## Records about charts and figures

+ + + +

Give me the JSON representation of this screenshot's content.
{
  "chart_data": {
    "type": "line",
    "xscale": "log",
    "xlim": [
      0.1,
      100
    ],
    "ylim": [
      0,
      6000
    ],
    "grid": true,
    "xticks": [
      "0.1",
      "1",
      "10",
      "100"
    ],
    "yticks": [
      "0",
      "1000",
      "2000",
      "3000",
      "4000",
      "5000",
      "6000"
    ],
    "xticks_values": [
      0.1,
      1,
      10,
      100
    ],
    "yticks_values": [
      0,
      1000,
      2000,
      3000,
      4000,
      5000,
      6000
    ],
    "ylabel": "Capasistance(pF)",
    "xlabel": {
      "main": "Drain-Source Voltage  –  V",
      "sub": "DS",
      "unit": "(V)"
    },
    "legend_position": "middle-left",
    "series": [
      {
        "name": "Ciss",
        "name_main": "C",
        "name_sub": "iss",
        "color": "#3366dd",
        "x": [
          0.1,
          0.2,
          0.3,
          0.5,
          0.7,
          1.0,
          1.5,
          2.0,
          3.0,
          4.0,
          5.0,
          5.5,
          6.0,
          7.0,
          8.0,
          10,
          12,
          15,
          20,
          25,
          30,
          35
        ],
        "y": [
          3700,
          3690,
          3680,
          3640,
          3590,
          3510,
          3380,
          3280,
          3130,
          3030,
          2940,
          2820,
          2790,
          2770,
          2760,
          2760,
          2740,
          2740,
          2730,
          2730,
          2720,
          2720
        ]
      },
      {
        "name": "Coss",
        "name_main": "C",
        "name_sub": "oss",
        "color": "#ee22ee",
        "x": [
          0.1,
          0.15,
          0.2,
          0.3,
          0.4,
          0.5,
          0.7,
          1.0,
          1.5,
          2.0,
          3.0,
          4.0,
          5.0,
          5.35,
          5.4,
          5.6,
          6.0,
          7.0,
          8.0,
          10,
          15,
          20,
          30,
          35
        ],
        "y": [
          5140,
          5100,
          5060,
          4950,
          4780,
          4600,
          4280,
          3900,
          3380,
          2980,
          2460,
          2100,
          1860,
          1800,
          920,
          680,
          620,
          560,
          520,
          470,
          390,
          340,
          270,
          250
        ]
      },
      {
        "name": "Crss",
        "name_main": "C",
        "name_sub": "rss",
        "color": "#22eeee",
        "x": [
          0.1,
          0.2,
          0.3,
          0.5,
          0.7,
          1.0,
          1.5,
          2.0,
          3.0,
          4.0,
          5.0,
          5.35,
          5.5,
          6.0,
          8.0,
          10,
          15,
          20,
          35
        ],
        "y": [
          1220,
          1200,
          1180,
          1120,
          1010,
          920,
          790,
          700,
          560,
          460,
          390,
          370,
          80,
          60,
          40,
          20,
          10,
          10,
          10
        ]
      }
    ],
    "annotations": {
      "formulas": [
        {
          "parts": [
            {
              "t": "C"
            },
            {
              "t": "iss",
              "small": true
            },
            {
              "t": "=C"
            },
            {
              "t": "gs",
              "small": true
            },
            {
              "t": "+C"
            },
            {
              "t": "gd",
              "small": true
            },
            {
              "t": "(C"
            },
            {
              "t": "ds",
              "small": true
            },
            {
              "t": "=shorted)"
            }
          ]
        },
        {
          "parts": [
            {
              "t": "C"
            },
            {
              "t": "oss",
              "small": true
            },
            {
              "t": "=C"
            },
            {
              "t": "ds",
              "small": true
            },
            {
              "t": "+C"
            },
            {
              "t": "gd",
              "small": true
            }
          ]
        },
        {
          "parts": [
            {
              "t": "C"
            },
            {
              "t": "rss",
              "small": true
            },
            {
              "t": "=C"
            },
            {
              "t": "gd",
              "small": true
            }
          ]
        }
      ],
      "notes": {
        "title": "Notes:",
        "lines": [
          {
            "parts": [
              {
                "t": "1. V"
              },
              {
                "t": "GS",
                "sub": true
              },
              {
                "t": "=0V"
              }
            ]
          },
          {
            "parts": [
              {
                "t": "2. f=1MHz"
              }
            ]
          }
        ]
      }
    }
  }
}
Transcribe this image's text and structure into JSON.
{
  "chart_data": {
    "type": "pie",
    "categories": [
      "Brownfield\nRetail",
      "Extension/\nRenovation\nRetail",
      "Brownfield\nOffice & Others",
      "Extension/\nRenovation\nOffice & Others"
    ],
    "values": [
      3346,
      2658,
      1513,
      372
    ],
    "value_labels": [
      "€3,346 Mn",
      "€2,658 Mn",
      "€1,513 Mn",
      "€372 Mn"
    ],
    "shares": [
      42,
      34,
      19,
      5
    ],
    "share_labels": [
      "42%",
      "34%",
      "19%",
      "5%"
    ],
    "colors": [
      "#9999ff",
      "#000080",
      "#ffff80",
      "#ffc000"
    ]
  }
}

+ + + +

## Given problem
Return every line from the one holding "Transcribe this image's" through the end of the data, exactly as it appears, with both ends kept and nothing else.

## Written answer
Transcribe this image's text and structure into JSON.
{
  "chart_data": {
    "type": "pie",
    "categories": [
      "Brownfield\nRetail",
      "Extension/\nRenovation\nRetail",
      "Brownfield\nOffice & Others",
      "Extension/\nRenovation\nOffice & Others"
    ],
    "values": [
      3346,
      2658,
      1513,
      372
    ],
    "value_labels": [
      "€3,346 Mn",
      "€2,658 Mn",
      "€1,513 Mn",
      "€372 Mn"
    ],
    "shares": [
      42,
      34,
      19,
      5
    ],
    "share_labels": [
      "42%",
      "34%",
      "19%",
      "5%"
    ],
    "colors": [
      "#9999ff",
      "#000080",
      "#ffff80",
      "#ffc000"
    ]
  }
}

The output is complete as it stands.